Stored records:
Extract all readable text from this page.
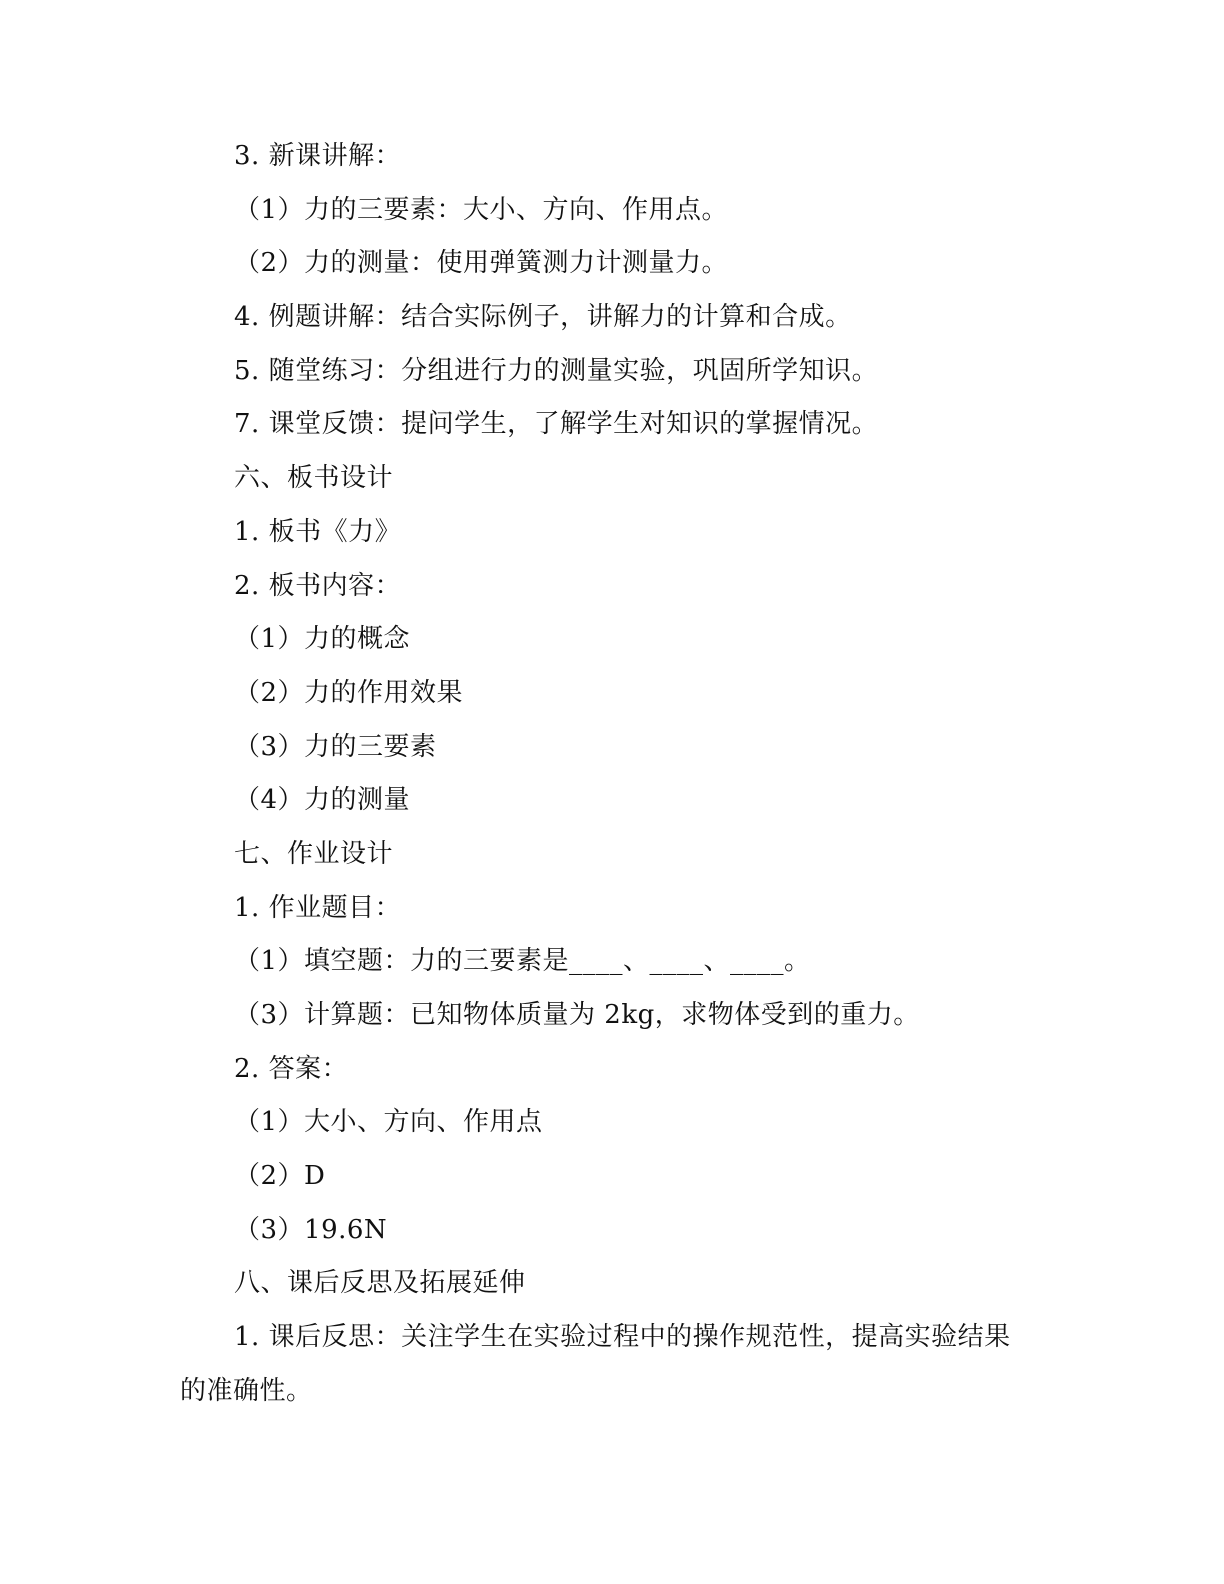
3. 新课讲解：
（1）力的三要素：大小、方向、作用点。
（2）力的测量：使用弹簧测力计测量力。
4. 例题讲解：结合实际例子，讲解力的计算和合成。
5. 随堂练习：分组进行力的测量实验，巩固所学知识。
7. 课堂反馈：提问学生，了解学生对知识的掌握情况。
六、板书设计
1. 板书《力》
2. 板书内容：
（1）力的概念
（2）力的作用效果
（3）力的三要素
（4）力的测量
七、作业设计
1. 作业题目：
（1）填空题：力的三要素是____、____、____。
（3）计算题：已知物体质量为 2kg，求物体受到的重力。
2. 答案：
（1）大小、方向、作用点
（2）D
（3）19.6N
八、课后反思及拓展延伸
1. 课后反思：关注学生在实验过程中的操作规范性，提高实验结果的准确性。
---
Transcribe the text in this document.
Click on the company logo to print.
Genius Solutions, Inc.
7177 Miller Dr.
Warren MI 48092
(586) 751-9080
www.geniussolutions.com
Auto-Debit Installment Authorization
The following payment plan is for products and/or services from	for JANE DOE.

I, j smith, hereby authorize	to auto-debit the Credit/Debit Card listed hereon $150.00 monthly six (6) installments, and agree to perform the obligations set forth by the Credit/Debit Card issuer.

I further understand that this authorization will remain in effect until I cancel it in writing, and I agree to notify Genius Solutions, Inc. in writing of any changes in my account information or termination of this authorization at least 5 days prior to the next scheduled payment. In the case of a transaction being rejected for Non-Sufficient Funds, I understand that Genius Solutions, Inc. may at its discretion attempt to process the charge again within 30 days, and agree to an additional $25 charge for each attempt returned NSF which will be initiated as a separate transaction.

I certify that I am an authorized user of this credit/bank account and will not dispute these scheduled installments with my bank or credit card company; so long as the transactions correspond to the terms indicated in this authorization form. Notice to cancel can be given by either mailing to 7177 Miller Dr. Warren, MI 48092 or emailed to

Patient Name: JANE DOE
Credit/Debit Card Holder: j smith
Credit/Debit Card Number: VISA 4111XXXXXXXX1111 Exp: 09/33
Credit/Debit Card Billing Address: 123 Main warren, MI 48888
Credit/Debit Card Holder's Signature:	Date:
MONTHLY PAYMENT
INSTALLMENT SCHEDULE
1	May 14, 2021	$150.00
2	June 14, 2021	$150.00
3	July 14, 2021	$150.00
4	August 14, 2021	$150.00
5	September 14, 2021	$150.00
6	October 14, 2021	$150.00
--
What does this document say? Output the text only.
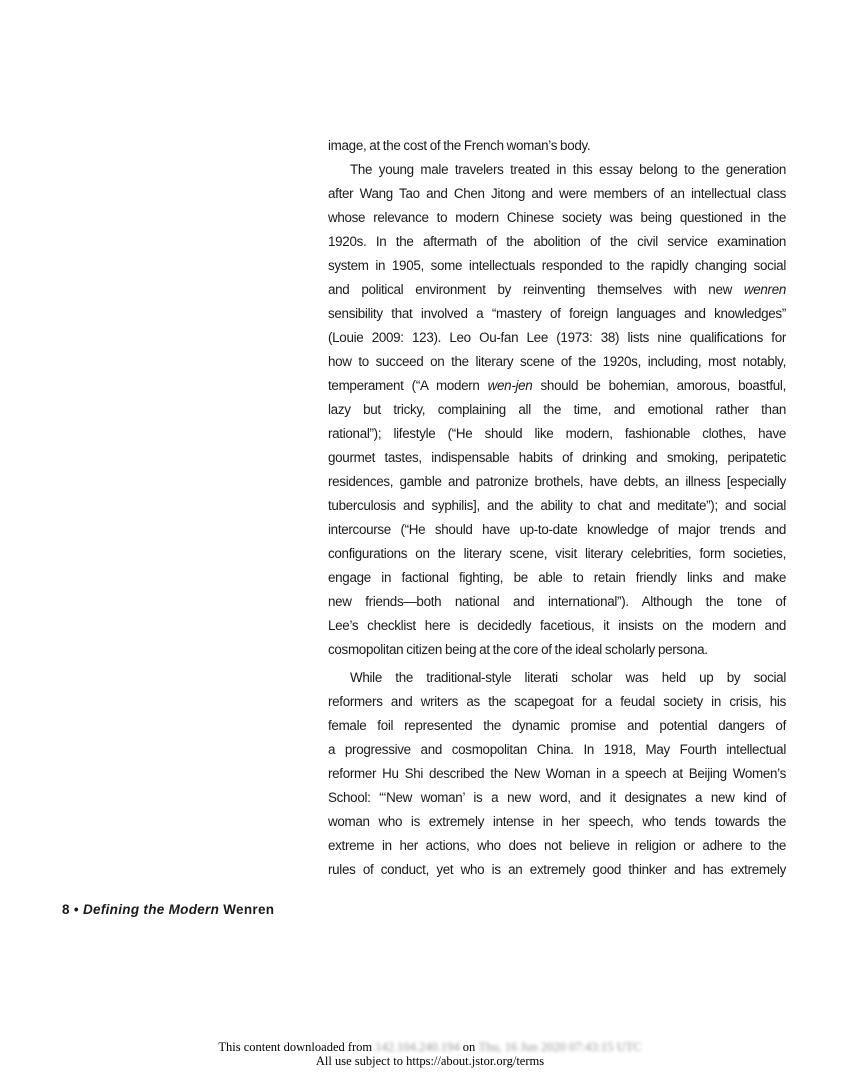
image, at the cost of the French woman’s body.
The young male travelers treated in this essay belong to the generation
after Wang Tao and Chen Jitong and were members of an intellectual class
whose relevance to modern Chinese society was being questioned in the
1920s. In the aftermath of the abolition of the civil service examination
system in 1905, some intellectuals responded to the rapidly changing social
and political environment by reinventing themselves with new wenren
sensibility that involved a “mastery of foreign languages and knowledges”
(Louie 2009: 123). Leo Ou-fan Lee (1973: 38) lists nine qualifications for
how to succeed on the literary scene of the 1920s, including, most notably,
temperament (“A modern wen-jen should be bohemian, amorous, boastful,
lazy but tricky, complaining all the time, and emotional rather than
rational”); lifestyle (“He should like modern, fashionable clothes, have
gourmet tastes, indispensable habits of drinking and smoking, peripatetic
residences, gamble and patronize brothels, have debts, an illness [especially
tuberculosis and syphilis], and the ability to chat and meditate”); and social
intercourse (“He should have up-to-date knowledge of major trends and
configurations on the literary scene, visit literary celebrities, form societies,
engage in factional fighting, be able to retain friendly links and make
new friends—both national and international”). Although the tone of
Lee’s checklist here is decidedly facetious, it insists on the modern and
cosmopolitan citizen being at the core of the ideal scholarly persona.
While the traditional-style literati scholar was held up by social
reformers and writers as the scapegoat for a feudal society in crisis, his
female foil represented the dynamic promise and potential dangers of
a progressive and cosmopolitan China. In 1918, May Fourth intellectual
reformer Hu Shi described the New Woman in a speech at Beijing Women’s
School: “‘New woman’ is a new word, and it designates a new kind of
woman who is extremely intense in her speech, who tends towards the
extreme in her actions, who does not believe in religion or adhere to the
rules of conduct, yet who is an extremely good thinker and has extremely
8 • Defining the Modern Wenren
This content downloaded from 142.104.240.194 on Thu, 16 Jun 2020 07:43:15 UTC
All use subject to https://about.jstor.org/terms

## WRITTEN EXERCISE
For this exercise, gather every line of the data that contains the word "document".

## RESULT BELOW
Transcribe the text in this document.
What does this document say? Output the text only.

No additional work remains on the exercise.